● What is needed
Find every line containing the word "anomalies" in the records below; report only how many there are.

● Exercise input
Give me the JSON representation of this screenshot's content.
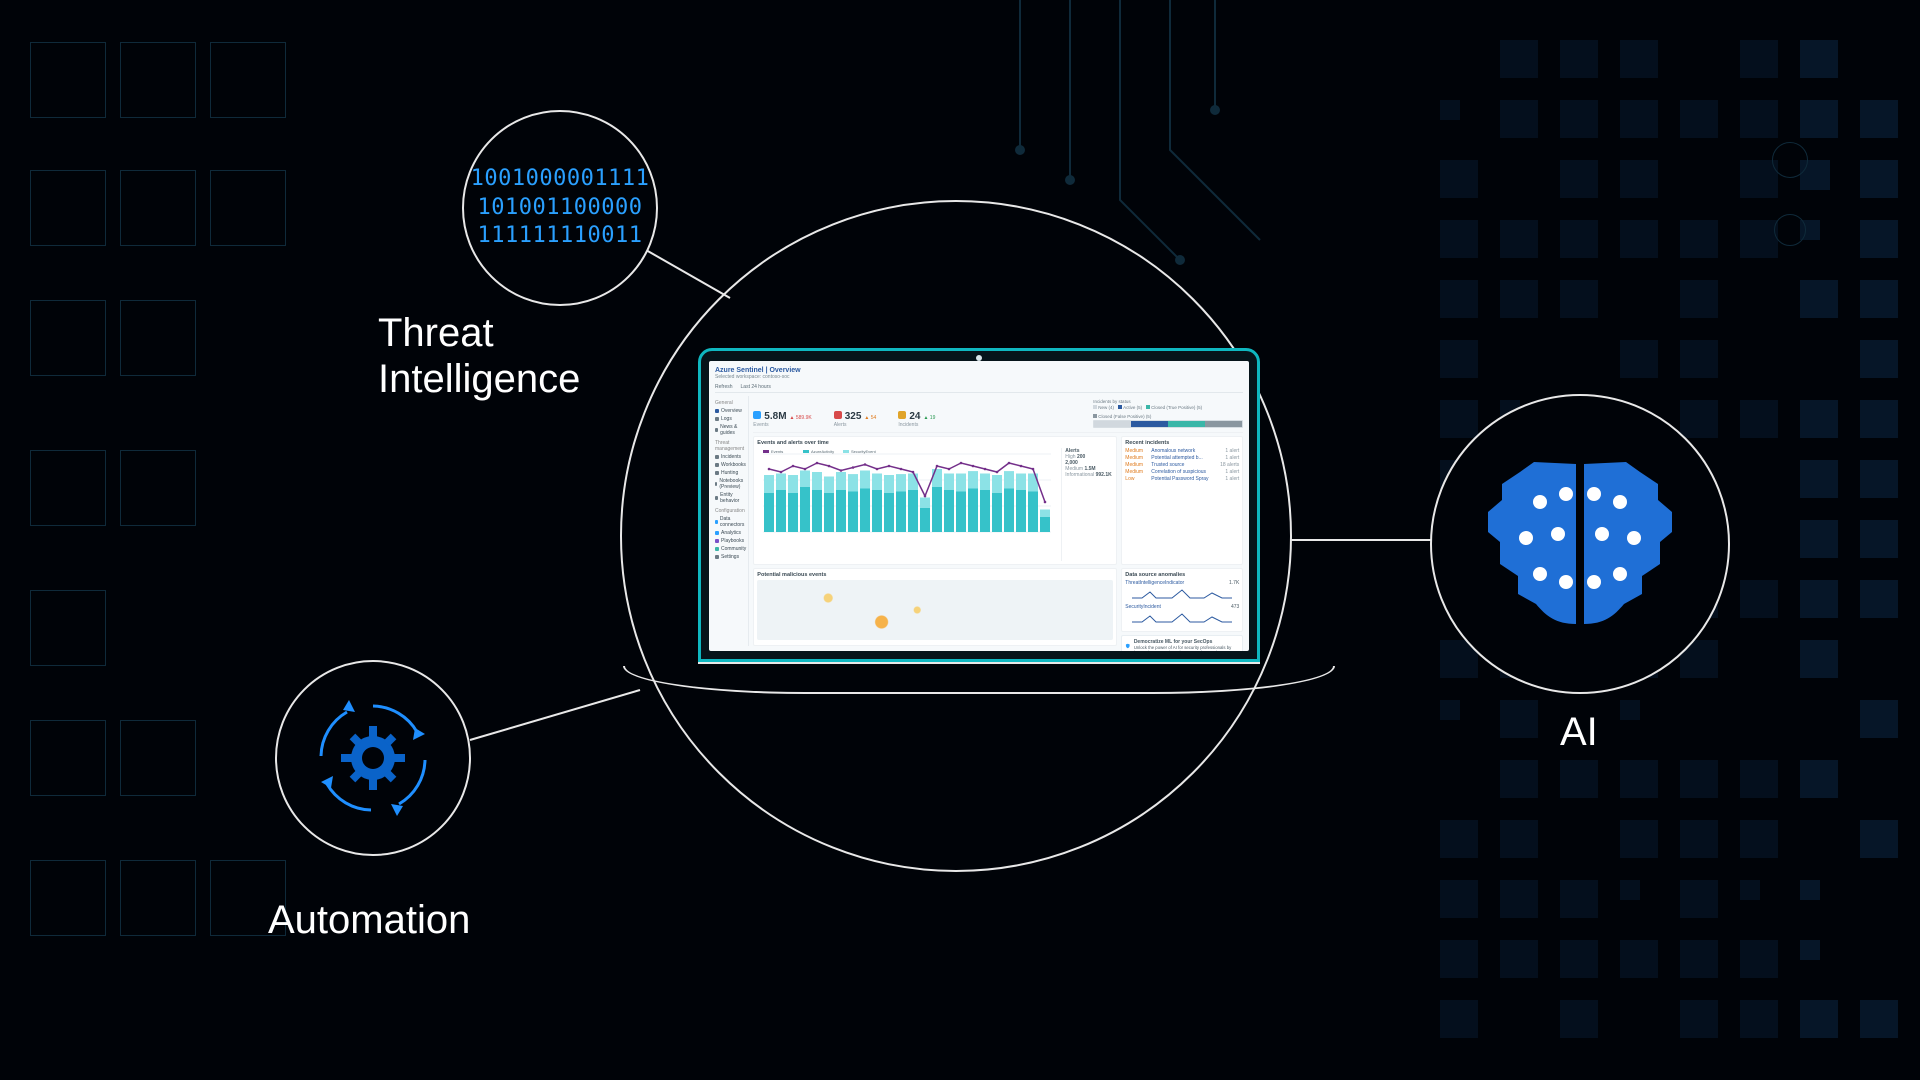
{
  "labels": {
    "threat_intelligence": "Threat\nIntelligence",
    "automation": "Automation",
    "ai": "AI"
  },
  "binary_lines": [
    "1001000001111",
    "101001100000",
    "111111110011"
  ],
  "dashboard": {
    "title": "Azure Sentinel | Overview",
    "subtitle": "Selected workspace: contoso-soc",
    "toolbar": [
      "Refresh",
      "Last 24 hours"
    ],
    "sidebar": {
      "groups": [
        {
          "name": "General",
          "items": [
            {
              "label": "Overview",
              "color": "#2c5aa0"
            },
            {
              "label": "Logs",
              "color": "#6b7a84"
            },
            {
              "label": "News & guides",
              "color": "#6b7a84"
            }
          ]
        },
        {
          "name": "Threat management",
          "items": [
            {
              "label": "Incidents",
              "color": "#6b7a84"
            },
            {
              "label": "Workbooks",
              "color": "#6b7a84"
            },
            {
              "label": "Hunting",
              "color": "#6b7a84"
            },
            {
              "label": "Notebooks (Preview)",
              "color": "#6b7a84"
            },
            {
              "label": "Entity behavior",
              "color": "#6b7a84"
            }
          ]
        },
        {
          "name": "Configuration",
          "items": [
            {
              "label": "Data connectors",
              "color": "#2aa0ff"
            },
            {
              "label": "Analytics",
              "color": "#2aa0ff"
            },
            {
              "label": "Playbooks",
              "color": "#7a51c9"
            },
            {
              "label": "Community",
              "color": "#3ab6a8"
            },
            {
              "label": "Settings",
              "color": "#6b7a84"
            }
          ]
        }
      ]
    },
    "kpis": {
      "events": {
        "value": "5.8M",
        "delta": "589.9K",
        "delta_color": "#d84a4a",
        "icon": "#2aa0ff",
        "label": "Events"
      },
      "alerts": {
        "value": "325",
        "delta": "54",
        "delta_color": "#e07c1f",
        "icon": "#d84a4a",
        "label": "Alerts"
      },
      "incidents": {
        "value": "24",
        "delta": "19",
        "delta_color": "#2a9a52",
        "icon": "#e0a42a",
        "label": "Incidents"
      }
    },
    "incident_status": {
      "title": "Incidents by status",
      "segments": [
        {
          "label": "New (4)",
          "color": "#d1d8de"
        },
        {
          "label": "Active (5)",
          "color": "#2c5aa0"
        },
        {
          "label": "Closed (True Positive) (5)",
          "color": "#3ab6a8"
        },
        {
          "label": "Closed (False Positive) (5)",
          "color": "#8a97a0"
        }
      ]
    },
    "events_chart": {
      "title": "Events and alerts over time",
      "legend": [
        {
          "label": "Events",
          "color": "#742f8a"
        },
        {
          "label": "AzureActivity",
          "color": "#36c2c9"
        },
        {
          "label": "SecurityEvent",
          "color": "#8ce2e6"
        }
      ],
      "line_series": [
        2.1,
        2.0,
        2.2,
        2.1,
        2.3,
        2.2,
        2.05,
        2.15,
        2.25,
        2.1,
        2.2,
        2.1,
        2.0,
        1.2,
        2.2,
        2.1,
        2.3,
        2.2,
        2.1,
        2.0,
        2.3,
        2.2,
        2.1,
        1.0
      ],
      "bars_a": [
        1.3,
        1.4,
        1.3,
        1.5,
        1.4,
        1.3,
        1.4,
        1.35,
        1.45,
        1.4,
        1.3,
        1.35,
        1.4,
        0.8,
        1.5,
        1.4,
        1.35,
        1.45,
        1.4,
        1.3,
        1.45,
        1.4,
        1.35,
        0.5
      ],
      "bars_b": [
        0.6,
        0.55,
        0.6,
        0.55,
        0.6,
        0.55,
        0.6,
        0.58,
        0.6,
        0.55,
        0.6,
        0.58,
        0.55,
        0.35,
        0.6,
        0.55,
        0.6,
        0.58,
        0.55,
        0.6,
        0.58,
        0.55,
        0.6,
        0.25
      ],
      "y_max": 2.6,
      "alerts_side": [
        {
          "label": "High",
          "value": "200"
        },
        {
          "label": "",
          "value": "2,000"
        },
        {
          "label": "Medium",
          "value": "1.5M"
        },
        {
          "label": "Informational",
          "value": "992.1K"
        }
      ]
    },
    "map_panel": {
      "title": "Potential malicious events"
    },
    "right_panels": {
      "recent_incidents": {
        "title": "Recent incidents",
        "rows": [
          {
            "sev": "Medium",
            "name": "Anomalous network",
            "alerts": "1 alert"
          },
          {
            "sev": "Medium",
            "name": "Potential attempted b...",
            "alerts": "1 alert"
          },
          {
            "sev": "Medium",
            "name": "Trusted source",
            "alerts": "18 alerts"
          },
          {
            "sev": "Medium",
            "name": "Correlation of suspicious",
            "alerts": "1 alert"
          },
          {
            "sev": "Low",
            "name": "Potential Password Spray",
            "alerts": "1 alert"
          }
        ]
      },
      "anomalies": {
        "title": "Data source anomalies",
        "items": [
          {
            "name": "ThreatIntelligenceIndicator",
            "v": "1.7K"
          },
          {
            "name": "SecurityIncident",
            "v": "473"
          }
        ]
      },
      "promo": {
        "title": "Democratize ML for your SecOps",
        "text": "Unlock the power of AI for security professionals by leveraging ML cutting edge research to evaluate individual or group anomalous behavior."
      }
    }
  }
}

● Written answer
2